Exercises to complete >>
1. In the passage on nonrecourse liabilities, how is a nonrecourse liability on property transferred to a corporation under a nonrecognition provision treated?
2. Pick up the passage on nonrecourse liabilities after its last sentence and keep writing it.

AuthorKahn, Douglas A.

    The transfer of property subject to a nonrecourse liability (1) is treated for tax purposes essentially as if the transferor received cash from the transferee in the amount of the liability. (2) In the context of transfers to corporations that are subject to a nonrecognition provision in the Code, a nonrecourse liability to which the transferred property is subject is treated as boot, (3) which, unless a statute provides otherwise, can cause the recognition of gain or a reduction of basis in the property received by the shareholder in exchange. As to the recognition of gain, it would frustrate the purpose of many nonrecognition provisions to require recognition when transferred property is subject to a debt. To prevent that from occurring in specific transactions, Congress included several provisions in the Code to prevent the recognition of gain. (4) In such cases, the liability is not ignored; instead of causing gain however, it reduces the basis of certain properties. (5) It is still treated as cash received by the transferor, but it does not usually cause the recognition of gain. Instead, the basis of properties received by the transferor in the exchange is reduced.

Information supplied >>

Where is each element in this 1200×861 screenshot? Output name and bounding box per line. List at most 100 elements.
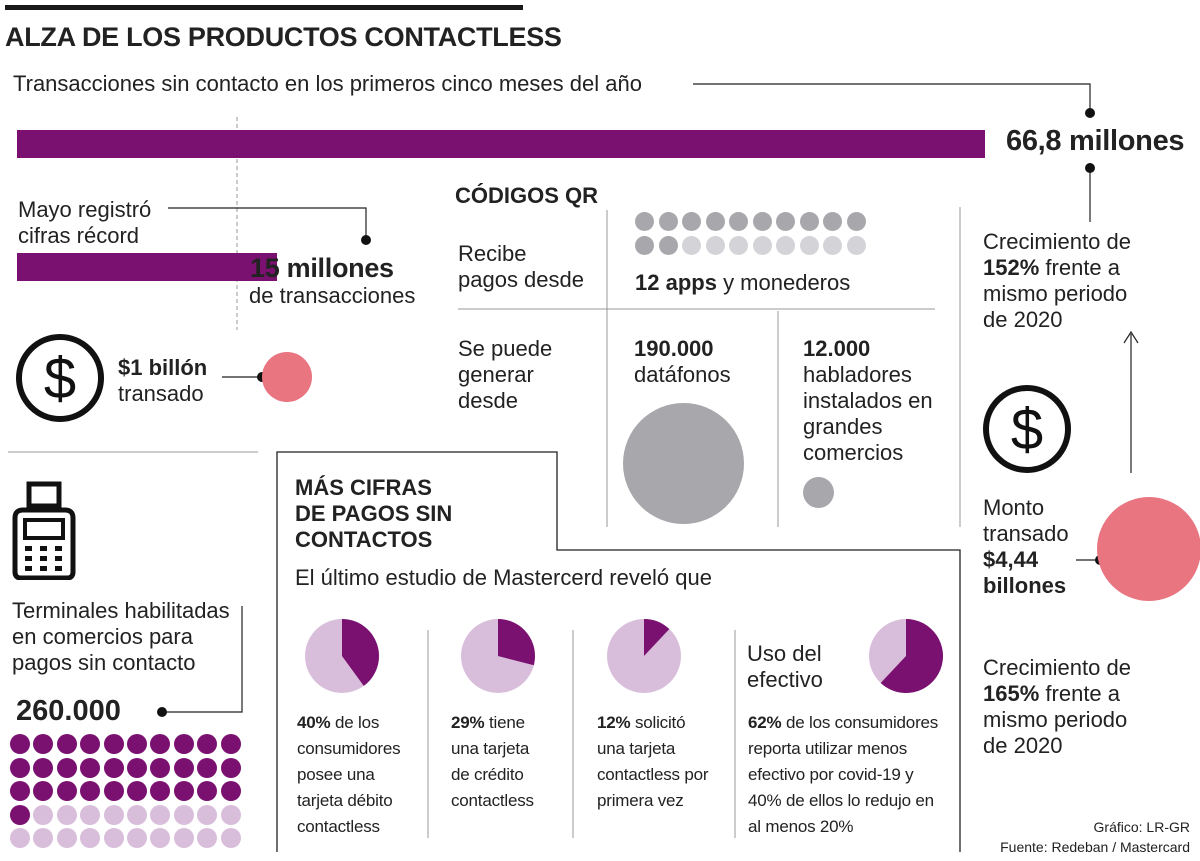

Results of the exercise >>
1. It is treated as boot.

2.
    The Code provision dealing with liabilities in the context of a reorganization (6) or a transfer to a controlled corporation is [section] 357. (7) The reference to a transfer to a controlled corporation is to an exchange described in [section] 351. Section 351 provides nonrecognition for a transfer by one or more persons to a corporation in exchange solely for stock of that corporation if immediately afterwards the transferors are in control (8) of the corporation. If, in addition to stock, a transferor receives other property (9) (i.e., boot), any realized gain is recognized but only to the extent of the amount of the boot. (10) For purposes of that provision, nonqualified preferred stock (11) is not treated as stock and so can cause gain recognition. Subject to a few exceptions, the basis of the property transferred to the controlled corporation is the same as the transferor's basis in that property increased by any gain recognized by the transferor. (12)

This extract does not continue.